* _Dataset excerpts_:
- - - -
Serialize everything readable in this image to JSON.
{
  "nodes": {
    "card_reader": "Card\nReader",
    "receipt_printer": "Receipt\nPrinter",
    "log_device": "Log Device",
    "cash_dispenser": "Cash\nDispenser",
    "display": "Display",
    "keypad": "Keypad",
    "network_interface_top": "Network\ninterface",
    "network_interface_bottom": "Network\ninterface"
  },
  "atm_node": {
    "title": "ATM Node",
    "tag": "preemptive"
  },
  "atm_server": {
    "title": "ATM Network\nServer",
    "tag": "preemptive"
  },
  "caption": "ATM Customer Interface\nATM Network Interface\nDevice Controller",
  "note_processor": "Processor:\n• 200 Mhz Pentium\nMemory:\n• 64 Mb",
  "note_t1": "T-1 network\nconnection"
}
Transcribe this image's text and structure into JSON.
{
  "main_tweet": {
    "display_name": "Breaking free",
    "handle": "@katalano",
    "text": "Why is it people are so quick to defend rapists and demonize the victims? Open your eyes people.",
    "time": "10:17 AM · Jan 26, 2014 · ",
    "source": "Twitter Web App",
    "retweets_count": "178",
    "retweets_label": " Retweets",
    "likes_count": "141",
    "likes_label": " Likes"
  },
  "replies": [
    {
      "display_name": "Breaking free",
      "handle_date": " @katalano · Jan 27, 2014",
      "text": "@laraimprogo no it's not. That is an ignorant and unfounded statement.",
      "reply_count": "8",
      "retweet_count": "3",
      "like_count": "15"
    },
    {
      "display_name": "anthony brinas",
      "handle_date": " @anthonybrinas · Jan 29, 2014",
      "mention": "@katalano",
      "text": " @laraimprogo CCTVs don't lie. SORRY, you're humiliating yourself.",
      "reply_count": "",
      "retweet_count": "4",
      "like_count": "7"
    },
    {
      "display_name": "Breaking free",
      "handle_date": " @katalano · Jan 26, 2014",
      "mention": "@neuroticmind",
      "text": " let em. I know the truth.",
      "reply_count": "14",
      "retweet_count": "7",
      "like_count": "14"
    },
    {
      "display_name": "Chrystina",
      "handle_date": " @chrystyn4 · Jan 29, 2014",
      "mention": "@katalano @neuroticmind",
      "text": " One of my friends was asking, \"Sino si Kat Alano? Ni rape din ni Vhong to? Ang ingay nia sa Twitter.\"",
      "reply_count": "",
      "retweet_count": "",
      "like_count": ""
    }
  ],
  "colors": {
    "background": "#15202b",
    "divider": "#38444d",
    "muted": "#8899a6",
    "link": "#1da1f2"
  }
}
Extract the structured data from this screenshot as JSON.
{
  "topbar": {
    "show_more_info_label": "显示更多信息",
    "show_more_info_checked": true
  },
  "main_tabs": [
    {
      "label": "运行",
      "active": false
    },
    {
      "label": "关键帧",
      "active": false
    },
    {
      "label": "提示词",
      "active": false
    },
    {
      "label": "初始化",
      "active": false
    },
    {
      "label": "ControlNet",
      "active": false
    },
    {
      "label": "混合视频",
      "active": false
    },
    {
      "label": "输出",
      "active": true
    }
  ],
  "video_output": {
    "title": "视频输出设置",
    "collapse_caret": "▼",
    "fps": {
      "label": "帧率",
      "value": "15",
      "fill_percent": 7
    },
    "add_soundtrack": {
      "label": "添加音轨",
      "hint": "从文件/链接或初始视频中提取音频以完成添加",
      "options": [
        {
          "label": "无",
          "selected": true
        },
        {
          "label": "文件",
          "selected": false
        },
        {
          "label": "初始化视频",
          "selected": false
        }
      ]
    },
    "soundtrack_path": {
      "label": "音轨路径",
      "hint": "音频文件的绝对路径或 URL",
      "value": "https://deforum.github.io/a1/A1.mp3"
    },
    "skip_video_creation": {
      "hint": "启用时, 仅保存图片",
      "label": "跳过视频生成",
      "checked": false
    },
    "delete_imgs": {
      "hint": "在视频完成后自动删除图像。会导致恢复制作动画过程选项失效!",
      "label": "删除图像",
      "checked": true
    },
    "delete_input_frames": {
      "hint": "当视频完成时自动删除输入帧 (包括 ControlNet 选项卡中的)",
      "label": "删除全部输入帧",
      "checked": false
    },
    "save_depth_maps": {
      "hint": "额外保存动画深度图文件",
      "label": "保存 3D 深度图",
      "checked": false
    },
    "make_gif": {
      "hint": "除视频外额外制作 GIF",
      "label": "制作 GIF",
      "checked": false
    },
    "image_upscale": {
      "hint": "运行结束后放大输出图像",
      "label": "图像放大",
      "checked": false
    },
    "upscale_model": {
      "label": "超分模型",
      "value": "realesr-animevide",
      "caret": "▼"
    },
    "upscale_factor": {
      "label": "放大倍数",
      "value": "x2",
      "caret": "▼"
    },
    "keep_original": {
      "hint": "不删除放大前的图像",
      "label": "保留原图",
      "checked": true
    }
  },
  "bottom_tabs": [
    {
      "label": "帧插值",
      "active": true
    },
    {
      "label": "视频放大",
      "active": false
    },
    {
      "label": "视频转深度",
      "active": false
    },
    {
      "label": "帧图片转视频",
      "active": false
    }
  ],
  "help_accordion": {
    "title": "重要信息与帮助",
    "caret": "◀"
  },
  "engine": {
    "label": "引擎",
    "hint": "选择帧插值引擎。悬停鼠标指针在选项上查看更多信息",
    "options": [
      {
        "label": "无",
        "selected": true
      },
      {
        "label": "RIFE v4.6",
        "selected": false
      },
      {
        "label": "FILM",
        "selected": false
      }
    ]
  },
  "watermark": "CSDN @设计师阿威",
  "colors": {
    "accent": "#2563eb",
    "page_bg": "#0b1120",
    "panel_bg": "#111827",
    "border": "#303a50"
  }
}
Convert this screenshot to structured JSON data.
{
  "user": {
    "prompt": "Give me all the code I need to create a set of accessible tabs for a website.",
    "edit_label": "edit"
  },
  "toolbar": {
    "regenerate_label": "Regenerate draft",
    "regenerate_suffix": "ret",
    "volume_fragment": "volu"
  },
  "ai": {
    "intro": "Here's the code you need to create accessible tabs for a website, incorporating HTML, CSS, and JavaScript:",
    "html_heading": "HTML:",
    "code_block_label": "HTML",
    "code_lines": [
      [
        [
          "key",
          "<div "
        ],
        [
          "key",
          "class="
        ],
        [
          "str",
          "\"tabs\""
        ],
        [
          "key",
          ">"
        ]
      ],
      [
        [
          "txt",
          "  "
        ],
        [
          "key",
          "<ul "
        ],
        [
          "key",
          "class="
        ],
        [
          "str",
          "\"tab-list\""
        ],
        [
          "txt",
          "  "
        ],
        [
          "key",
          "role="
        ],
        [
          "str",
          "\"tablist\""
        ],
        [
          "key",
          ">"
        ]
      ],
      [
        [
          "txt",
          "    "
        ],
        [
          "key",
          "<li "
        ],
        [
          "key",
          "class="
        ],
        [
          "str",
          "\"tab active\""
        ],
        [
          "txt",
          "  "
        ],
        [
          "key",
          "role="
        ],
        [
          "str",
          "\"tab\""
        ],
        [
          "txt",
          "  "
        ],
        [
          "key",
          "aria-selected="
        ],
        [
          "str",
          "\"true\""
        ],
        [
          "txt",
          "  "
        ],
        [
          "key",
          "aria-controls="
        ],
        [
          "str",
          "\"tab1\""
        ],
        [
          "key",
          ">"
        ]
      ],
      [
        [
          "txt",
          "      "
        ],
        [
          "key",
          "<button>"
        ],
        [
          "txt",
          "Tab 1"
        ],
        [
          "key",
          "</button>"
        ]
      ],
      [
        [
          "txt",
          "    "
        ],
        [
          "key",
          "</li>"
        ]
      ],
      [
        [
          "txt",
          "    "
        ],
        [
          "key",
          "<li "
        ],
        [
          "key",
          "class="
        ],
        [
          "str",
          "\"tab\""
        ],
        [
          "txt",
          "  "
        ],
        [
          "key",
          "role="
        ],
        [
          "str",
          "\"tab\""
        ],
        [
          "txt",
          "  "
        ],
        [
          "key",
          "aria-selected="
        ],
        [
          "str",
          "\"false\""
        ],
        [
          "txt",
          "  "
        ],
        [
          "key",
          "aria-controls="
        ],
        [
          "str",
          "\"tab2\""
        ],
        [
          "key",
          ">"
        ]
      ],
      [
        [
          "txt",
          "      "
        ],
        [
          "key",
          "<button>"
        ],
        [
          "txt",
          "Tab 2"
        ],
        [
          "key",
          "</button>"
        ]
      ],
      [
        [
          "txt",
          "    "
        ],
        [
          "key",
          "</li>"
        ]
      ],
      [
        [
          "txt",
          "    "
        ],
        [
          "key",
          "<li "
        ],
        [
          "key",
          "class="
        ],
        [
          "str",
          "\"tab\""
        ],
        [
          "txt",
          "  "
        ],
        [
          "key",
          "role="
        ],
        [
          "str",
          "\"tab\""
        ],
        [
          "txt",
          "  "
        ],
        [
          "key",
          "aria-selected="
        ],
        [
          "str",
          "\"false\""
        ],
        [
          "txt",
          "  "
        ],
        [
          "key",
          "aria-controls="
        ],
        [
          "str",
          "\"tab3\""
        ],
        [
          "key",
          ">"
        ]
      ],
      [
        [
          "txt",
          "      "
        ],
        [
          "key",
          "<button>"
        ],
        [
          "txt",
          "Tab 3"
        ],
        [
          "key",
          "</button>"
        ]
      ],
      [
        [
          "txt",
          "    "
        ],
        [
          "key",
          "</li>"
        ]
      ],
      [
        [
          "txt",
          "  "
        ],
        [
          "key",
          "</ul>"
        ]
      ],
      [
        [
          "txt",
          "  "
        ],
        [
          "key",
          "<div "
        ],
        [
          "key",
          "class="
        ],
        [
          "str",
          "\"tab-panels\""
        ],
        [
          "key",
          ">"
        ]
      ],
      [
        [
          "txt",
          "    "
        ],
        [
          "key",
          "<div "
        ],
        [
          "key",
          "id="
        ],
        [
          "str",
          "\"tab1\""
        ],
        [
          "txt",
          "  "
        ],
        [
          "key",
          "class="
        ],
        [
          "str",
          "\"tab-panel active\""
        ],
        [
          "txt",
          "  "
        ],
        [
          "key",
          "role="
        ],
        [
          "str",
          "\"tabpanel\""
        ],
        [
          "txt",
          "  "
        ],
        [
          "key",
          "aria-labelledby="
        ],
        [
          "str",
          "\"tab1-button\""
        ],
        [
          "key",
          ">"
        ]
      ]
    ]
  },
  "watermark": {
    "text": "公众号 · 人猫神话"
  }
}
- - - -
* _Objective_: Extract every line of the records above that contains the word "need".

* _Written answer_:
    "prompt": "Give me all the code I need to create a set of accessible tabs for a website.",
    "intro": "Here's the code you need to create accessible tabs for a website, incorporating HTML, CSS, and JavaScript:",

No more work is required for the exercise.